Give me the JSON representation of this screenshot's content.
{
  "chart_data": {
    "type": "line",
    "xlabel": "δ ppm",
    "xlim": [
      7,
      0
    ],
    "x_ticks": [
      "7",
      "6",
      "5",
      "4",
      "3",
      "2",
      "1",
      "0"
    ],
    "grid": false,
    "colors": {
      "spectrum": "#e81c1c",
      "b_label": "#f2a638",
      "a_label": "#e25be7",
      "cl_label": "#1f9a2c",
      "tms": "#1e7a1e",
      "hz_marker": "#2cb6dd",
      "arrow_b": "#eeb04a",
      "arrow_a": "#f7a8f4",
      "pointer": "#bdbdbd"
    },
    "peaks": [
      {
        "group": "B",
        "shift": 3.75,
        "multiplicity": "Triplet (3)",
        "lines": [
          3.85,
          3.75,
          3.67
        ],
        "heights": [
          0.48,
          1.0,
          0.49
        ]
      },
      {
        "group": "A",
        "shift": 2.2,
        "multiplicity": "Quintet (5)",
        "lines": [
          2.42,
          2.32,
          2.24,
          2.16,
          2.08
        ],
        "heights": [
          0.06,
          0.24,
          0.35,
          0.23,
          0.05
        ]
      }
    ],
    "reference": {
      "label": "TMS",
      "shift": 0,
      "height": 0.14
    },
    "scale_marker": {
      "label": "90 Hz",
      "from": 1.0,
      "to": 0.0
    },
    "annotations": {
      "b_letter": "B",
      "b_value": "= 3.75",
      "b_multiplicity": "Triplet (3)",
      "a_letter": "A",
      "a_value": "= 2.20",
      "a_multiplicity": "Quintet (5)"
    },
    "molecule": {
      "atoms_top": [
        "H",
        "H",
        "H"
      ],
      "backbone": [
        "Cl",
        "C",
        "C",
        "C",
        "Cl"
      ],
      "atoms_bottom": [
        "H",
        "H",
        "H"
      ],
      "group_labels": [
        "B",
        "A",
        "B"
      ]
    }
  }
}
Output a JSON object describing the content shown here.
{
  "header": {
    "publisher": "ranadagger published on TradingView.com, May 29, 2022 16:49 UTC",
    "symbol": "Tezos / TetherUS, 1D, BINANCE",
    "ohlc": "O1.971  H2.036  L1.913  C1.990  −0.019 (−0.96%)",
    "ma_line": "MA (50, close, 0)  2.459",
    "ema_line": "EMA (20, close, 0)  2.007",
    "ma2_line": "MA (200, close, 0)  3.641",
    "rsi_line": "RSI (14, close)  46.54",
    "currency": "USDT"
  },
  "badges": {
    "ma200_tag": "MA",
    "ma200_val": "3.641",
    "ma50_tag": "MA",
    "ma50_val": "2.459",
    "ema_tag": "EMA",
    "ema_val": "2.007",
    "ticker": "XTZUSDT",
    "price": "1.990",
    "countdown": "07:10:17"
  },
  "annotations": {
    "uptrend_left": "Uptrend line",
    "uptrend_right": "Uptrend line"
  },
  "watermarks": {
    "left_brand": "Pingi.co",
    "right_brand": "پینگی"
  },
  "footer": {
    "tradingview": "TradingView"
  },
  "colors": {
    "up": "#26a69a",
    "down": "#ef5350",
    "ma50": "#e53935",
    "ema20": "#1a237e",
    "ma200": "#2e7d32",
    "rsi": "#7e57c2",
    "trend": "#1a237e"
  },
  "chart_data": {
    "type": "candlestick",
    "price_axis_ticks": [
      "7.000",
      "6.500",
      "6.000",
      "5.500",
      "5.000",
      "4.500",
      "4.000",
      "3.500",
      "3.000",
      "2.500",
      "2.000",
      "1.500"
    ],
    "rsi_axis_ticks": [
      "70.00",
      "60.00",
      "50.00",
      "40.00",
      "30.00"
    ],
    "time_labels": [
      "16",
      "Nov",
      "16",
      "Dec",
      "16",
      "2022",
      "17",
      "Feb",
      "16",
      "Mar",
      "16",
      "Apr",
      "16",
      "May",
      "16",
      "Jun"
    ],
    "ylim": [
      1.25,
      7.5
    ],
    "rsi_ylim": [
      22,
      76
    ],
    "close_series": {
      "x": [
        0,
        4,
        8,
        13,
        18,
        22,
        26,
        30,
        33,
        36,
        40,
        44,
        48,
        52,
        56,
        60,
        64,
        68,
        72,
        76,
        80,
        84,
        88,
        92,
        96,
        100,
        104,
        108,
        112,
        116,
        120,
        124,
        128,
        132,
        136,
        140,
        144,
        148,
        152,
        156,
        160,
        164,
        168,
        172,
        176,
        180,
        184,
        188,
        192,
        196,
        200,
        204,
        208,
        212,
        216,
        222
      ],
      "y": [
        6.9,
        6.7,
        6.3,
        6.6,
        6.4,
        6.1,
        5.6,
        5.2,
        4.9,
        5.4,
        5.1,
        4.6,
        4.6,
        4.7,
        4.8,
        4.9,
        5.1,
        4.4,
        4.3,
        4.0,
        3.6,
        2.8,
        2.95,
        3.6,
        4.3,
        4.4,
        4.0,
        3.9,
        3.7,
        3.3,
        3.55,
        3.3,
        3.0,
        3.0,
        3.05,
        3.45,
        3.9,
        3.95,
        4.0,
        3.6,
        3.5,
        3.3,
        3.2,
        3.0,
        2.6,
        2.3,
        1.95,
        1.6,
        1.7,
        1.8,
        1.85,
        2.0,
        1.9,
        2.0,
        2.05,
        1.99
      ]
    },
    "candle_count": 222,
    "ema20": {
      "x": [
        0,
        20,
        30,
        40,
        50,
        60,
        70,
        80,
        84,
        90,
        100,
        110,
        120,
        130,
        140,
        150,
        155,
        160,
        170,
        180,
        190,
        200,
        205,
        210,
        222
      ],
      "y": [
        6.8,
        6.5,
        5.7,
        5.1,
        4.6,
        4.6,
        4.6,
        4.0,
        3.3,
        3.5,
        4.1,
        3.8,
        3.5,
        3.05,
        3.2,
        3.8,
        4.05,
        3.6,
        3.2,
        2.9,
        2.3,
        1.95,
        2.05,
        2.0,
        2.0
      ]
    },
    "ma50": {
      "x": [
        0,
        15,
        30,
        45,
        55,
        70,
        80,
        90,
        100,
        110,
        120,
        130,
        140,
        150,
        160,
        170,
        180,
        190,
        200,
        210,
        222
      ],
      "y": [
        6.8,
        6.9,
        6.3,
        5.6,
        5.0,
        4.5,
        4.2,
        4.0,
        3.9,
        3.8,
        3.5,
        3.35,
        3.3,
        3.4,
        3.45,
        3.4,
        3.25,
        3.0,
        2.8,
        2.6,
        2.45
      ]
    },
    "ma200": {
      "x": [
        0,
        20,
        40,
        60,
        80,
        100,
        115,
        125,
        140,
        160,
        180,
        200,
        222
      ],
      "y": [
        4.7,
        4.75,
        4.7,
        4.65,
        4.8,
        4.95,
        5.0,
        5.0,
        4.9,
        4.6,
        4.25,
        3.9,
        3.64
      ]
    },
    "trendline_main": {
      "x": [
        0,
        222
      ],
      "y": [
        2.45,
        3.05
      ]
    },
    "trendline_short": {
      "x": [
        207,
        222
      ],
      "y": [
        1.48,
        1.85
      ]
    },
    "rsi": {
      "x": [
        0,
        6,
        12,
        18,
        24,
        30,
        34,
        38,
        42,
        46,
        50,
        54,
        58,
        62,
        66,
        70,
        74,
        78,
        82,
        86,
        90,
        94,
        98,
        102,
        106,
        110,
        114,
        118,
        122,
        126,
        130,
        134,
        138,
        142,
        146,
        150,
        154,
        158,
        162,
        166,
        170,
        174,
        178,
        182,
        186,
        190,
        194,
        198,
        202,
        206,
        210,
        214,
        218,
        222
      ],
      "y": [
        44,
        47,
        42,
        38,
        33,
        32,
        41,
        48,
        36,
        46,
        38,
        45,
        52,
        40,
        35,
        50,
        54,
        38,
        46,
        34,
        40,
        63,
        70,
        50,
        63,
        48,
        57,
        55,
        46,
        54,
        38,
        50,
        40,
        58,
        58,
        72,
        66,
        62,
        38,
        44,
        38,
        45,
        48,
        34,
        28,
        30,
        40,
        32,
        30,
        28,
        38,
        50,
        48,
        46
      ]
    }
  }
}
────────
• **Exercise task**: From the listing above, return each line with the word "Triplet".

• **Output below**:
        "multiplicity": "Triplet (3)",
      "b_multiplicity": "Triplet (3)",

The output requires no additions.